Exercise brief
Copy each line of the records that holds the string "Резервные".

Supplied material
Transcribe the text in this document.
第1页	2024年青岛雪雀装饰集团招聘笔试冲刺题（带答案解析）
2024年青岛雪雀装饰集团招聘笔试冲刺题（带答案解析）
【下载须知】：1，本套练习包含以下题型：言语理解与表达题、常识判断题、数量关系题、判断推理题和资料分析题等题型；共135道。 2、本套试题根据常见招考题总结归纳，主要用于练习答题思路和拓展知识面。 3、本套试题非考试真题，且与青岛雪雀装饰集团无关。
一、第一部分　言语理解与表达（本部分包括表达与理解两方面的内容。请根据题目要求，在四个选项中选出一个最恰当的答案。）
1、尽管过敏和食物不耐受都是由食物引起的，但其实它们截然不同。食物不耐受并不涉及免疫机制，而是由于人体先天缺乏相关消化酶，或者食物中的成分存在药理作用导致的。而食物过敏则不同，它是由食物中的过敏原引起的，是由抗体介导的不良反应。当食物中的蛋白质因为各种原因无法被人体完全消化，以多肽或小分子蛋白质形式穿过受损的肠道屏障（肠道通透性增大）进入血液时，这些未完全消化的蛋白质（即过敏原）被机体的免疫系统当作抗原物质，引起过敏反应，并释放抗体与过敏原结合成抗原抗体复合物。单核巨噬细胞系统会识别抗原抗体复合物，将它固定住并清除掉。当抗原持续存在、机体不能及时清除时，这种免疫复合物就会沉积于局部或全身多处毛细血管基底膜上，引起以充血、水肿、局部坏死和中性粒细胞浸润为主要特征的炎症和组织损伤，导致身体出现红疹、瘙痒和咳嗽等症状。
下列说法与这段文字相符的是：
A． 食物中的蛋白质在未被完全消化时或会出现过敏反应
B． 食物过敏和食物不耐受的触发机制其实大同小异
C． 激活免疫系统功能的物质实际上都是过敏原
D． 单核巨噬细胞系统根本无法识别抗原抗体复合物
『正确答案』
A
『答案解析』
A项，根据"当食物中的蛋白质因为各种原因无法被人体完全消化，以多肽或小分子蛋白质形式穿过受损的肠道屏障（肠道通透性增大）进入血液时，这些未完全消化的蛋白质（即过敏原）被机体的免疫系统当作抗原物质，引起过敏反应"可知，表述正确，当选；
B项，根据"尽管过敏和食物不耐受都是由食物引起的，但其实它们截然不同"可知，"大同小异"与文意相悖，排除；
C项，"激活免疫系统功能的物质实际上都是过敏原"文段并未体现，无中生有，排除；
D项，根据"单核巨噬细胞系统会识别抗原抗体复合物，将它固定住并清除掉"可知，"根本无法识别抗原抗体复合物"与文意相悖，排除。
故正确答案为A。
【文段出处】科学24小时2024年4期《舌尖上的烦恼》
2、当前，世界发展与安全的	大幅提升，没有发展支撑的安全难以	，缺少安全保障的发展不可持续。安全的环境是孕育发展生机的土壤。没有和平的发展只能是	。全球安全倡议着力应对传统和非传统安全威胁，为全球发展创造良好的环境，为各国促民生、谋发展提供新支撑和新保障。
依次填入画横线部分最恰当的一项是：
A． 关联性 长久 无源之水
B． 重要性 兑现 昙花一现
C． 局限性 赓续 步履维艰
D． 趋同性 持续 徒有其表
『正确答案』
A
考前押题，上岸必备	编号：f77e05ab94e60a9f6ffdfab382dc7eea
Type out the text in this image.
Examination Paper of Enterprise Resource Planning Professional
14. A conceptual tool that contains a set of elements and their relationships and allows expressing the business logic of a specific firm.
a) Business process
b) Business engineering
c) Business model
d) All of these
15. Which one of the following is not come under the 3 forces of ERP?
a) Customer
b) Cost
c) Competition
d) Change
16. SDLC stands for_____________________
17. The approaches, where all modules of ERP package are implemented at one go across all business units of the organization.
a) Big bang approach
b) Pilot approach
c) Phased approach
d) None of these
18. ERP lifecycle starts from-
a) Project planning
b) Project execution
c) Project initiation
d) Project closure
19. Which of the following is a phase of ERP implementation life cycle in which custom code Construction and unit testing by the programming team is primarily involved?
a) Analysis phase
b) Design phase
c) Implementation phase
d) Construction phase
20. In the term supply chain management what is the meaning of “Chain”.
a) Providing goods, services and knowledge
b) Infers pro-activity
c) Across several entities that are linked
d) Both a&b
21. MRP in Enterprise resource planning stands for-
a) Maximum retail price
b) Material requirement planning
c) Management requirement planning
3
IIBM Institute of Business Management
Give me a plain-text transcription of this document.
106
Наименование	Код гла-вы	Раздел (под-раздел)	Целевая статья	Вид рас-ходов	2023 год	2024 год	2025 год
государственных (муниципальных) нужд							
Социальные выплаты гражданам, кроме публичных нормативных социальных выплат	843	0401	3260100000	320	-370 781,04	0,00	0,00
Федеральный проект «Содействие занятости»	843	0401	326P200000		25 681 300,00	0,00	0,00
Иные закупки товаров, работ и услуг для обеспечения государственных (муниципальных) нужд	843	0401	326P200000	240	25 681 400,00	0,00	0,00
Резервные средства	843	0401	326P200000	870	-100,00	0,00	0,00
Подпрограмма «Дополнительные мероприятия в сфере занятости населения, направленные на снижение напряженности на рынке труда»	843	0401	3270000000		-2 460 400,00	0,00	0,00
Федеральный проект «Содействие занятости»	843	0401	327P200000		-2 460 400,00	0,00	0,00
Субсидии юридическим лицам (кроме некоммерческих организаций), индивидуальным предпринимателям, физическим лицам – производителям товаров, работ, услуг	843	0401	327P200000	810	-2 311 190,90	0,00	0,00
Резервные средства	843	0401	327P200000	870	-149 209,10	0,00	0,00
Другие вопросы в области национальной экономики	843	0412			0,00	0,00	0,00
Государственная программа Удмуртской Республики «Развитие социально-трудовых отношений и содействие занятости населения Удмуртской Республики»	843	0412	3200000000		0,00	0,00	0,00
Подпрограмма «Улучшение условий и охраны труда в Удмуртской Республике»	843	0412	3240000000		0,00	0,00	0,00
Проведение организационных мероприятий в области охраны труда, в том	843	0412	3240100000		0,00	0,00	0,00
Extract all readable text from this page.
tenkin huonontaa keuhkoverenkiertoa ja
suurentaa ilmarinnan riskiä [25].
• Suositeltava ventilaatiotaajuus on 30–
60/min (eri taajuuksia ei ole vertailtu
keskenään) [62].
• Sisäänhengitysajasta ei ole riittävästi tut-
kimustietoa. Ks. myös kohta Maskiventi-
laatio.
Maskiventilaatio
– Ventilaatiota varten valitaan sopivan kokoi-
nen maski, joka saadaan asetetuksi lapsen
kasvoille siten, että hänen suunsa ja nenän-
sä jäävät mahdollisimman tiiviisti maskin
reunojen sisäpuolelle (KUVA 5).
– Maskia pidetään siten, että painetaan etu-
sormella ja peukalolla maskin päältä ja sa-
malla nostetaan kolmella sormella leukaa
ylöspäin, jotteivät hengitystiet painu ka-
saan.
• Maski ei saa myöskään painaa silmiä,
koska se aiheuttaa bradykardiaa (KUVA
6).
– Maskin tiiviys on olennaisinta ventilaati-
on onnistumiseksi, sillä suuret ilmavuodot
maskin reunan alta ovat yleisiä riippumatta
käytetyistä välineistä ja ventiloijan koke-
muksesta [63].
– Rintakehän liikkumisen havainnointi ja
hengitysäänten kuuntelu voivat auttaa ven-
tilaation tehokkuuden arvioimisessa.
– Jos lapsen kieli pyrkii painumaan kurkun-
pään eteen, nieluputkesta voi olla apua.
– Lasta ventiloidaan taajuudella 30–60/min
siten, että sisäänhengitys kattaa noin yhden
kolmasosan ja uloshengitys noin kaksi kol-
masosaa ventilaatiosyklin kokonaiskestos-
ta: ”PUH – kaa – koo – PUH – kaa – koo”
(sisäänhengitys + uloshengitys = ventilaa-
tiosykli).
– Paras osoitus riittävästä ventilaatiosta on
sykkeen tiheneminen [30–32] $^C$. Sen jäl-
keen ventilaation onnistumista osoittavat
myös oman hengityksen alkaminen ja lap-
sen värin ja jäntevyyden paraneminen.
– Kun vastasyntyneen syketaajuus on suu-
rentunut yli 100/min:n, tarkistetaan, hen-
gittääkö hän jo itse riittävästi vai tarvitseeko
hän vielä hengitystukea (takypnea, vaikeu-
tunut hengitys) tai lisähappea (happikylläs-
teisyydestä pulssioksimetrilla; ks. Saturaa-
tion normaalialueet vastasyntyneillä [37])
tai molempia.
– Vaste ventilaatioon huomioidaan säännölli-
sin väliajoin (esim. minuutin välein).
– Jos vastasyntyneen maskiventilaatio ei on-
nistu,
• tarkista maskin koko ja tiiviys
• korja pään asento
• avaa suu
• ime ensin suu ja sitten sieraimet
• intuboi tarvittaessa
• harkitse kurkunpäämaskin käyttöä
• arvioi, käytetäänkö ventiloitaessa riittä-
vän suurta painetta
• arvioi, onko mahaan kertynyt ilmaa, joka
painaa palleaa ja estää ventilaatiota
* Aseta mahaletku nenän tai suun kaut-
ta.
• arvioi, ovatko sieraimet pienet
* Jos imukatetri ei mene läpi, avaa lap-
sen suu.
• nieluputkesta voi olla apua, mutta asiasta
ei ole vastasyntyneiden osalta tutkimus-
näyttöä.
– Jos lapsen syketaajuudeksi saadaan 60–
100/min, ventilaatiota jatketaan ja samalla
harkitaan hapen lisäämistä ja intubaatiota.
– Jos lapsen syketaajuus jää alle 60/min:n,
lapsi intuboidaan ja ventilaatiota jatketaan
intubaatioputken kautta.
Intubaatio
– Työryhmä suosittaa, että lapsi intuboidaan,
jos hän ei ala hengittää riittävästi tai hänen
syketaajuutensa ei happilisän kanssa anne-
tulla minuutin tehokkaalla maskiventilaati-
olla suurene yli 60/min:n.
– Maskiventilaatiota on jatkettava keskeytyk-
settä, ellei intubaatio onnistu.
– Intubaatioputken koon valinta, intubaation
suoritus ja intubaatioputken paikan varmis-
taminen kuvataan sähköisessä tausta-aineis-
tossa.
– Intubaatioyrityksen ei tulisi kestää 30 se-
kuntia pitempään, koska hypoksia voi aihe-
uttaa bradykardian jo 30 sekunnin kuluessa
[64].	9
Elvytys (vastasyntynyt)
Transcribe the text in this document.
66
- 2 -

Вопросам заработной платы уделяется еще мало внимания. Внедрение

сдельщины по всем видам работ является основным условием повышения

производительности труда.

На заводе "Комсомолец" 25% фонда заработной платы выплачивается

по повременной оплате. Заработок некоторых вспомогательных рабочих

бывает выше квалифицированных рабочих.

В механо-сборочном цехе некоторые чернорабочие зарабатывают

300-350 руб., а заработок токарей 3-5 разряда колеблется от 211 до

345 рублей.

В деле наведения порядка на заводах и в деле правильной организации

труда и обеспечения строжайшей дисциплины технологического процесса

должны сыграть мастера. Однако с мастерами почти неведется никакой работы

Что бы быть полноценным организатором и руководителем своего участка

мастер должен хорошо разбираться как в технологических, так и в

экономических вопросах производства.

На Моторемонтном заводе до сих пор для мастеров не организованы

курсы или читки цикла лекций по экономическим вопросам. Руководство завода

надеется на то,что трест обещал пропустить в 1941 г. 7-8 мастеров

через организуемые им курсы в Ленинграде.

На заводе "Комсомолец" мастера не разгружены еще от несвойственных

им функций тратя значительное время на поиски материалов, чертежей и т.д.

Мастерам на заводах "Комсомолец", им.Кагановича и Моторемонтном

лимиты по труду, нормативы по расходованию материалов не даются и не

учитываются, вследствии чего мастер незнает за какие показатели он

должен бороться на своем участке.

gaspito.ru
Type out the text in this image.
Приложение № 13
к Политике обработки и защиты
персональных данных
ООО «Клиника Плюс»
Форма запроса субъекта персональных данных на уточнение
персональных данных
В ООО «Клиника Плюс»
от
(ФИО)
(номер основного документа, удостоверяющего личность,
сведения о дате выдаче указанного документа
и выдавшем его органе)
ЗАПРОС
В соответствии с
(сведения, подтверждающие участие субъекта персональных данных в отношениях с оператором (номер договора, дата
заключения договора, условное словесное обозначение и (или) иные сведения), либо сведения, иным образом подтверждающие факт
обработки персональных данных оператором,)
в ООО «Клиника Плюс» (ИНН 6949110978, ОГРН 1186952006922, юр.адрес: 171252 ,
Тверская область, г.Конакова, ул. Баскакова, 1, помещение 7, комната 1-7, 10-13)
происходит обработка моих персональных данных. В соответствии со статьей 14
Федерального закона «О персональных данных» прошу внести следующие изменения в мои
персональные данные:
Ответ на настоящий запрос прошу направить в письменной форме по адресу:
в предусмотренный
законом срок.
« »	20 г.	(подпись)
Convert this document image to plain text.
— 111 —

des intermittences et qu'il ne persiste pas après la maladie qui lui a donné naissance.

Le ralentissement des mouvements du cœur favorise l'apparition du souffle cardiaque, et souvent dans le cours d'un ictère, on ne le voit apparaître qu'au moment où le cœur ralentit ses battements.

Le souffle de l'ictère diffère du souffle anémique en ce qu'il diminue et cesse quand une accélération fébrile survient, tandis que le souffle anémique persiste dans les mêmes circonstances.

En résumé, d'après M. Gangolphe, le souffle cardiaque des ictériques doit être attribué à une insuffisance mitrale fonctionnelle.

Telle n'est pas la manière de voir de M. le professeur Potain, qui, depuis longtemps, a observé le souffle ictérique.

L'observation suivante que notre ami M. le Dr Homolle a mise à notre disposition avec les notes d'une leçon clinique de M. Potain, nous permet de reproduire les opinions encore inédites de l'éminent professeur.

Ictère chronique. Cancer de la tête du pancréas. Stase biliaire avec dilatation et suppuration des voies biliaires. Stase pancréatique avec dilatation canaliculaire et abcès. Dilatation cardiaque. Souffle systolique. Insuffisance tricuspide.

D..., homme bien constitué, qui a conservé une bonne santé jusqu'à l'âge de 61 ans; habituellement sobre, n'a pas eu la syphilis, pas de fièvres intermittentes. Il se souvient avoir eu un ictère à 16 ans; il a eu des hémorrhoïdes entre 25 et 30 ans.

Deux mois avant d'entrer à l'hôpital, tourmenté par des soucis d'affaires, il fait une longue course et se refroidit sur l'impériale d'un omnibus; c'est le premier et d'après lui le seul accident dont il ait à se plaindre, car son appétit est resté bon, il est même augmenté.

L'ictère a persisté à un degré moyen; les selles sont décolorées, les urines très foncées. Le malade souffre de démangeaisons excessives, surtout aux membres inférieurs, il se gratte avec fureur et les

Solution for this exercise
Резервные средства	843	0401	326P200000	870	-100,00	0,00	0,00
Резервные средства	843	0401	327P200000	870	-149 209,10	0,00	0,00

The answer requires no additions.